YOUR OBJECTIVE> Count every line that has the word "このように". Give the number, without anything more.

EXTRACTED MATERIAL>
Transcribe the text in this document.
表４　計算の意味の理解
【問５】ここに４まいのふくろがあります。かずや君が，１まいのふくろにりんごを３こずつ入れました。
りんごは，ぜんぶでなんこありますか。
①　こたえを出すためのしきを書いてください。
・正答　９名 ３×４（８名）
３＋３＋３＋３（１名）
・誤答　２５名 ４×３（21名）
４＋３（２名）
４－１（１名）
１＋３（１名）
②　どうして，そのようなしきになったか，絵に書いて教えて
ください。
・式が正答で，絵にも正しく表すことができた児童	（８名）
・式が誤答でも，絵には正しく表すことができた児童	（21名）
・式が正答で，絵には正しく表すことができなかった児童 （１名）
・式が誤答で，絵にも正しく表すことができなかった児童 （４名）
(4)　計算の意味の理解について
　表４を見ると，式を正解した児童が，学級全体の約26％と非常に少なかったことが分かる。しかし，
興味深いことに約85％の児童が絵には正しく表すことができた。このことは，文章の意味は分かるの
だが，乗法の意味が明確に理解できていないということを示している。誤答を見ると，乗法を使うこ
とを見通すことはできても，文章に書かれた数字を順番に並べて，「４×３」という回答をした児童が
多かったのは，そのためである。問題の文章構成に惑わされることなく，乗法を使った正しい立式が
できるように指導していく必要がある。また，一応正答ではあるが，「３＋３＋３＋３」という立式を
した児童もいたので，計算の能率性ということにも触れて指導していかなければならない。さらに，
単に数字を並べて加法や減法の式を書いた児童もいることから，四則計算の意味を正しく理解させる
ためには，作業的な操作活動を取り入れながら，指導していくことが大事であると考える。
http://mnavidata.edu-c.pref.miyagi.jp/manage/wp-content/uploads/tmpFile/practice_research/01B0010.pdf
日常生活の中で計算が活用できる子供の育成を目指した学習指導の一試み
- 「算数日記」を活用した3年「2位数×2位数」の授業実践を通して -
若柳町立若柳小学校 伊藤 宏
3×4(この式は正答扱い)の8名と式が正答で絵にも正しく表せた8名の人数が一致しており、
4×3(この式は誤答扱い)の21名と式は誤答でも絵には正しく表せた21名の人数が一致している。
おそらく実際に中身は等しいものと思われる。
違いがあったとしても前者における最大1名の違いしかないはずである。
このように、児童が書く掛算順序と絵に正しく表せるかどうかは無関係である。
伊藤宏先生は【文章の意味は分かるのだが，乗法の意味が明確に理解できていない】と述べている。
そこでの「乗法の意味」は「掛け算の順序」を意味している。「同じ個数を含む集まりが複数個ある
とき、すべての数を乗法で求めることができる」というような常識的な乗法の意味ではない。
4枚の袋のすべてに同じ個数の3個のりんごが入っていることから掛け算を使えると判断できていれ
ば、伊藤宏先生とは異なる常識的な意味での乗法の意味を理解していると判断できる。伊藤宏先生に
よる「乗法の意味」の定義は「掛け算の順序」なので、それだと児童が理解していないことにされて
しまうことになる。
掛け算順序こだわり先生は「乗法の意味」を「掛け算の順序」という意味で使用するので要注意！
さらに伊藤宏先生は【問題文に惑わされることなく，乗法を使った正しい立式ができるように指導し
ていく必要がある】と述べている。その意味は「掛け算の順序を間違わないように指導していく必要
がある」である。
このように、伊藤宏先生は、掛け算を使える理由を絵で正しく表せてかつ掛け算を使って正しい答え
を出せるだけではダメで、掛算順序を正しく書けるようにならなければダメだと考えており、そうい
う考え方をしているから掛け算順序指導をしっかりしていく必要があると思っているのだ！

FINISHED TASK> 2